* begin DATASET ROWS *
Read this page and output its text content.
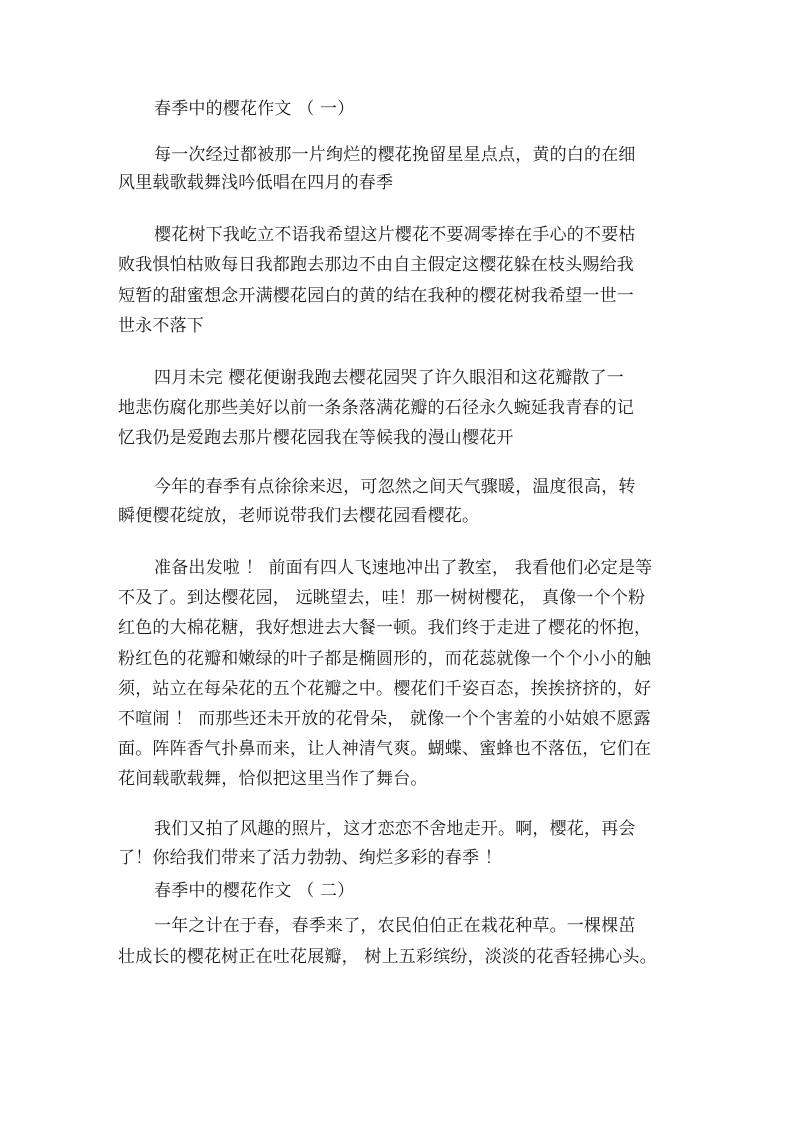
春季中的樱花作文 （ 一）
每一次经过都被那一片绚烂的樱花挽留星星点点，黄的白的在细
风里载歌载舞浅吟低唱在四月的春季
樱花树下我屹立不语我希望这片樱花不要凋零捧在手心的不要枯
败我惧怕枯败每日我都跑去那边不由自主假定这樱花躲在枝头赐给我
短暂的甜蜜想念开满樱花园白的黄的结在我种的樱花树我希望一世一
世永不落下
四月未完 樱花便谢我跑去樱花园哭了许久眼泪和这花瓣散了一
地悲伤腐化那些美好以前一条条落满花瓣的石径永久蜿延我青春的记
忆我仍是爱跑去那片樱花园我在等候我的漫山樱花开
今年的春季有点徐徐来迟，可忽然之间天气骤暖，温度很高，转
瞬便樱花绽放，老师说带我们去樱花园看樱花。
准备出发啦 ！ 前面有四人飞速地冲出了教室， 我看他们必定是等
不及了。到达樱花园， 远眺望去，哇！那一树树樱花， 真像一个个粉
红色的大棉花糖，我好想进去大餐一顿。我们终于走进了樱花的怀抱，
粉红色的花瓣和嫩绿的叶子都是椭圆形的，而花蕊就像一个个小小的触
须，站立在每朵花的五个花瓣之中。樱花们千姿百态，挨挨挤挤的，好
不喧闹 ！ 而那些还未开放的花骨朵， 就像一个个害羞的小姑娘不愿露
面。阵阵香气扑鼻而来，让人神清气爽。蝴蝶、蜜蜂也不落伍，它们在
花间载歌载舞，恰似把这里当作了舞台。
我们又拍了风趣的照片，这才恋恋不舍地走开。啊，樱花，再会
了！你给我们带来了活力勃勃、绚烂多彩的春季 ！
春季中的樱花作文 （ 二）
一年之计在于春，春季来了，农民伯伯正在栽花种草。一棵棵茁
壮成长的樱花树正在吐花展瓣， 树上五彩缤纷，淡淡的花香轻拂心头。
* end DATASET ROWS *
## EXERCISE REQUIREMENTS
Reproduce all of the material above word for word. Omit the pictures.

## FULL ANSWER
Read this page and output its text content.
春季中的樱花作文 （ 一）
每一次经过都被那一片绚烂的樱花挽留星星点点，黄的白的在细
风里载歌载舞浅吟低唱在四月的春季
樱花树下我屹立不语我希望这片樱花不要凋零捧在手心的不要枯
败我惧怕枯败每日我都跑去那边不由自主假定这樱花躲在枝头赐给我
短暂的甜蜜想念开满樱花园白的黄的结在我种的樱花树我希望一世一
世永不落下
四月未完 樱花便谢我跑去樱花园哭了许久眼泪和这花瓣散了一
地悲伤腐化那些美好以前一条条落满花瓣的石径永久蜿延我青春的记
忆我仍是爱跑去那片樱花园我在等候我的漫山樱花开
今年的春季有点徐徐来迟，可忽然之间天气骤暖，温度很高，转
瞬便樱花绽放，老师说带我们去樱花园看樱花。
准备出发啦 ！ 前面有四人飞速地冲出了教室， 我看他们必定是等
不及了。到达樱花园， 远眺望去，哇！那一树树樱花， 真像一个个粉
红色的大棉花糖，我好想进去大餐一顿。我们终于走进了樱花的怀抱，
粉红色的花瓣和嫩绿的叶子都是椭圆形的，而花蕊就像一个个小小的触
须，站立在每朵花的五个花瓣之中。樱花们千姿百态，挨挨挤挤的，好
不喧闹 ！ 而那些还未开放的花骨朵， 就像一个个害羞的小姑娘不愿露
面。阵阵香气扑鼻而来，让人神清气爽。蝴蝶、蜜蜂也不落伍，它们在
花间载歌载舞，恰似把这里当作了舞台。
我们又拍了风趣的照片，这才恋恋不舍地走开。啊，樱花，再会
了！你给我们带来了活力勃勃、绚烂多彩的春季 ！
春季中的樱花作文 （ 二）
一年之计在于春，春季来了，农民伯伯正在栽花种草。一棵棵茁
壮成长的樱花树正在吐花展瓣， 树上五彩缤纷，淡淡的花香轻拂心头。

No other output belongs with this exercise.